Figure record listings

________________

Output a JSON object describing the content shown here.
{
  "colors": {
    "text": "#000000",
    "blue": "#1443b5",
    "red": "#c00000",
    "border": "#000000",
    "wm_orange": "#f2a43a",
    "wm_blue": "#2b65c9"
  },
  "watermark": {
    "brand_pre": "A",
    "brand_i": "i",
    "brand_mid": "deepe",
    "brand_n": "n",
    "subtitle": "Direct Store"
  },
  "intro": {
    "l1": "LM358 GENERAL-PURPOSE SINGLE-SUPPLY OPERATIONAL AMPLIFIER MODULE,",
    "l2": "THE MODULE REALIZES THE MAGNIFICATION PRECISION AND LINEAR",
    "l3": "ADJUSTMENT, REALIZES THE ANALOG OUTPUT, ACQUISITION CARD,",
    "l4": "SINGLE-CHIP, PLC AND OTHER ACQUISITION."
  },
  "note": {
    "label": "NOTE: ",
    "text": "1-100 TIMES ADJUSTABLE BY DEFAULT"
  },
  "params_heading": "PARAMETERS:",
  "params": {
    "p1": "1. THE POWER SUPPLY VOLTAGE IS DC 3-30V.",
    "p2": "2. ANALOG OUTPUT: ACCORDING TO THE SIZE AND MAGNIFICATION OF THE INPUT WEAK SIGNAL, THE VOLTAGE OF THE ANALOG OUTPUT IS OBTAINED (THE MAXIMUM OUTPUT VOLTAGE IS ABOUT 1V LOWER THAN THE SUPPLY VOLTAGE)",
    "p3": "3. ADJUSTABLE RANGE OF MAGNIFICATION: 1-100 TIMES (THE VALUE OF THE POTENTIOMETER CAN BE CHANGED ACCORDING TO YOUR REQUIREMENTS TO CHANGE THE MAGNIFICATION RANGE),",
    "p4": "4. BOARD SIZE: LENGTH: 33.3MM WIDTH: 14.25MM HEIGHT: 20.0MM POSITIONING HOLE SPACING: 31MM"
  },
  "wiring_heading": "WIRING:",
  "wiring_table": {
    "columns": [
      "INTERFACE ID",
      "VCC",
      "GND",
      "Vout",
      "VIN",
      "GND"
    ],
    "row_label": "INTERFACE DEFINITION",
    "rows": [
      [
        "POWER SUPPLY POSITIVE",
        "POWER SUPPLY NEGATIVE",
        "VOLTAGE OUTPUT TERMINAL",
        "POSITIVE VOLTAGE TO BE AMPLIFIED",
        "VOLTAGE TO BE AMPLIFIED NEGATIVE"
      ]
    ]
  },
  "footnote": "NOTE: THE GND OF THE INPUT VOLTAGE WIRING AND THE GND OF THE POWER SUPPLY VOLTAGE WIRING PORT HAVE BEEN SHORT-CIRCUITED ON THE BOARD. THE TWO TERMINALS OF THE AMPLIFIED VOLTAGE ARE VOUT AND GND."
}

________________

Where does the word "VOLTAGE" appear? Return each line that holds it.

• Task response:
    "p1": "1. THE POWER SUPPLY VOLTAGE IS DC 3-30V.",
    "p2": "2. ANALOG OUTPUT: ACCORDING TO THE SIZE AND MAGNIFICATION OF THE INPUT WEAK SIGNAL, THE VOLTAGE OF THE ANALOG OUTPUT IS OBTAINED (THE MAXIMUM OUTPUT VOLTAGE IS ABOUT 1V LOWER THAN THE SUPPLY VOLTAGE)",
        "VOLTAGE OUTPUT TERMINAL",
        "POSITIVE VOLTAGE TO BE AMPLIFIED",
        "VOLTAGE TO BE AMPLIFIED NEGATIVE"
  "footnote": "NOTE: THE GND OF THE INPUT VOLTAGE WIRING AND THE GND OF THE POWER SUPPLY VOLTAGE WIRING PORT HAVE BEEN SHORT-CIRCUITED ON THE BOARD. THE TWO TERMINALS OF THE AMPLIFIED VOLTAGE ARE VOUT AND GND."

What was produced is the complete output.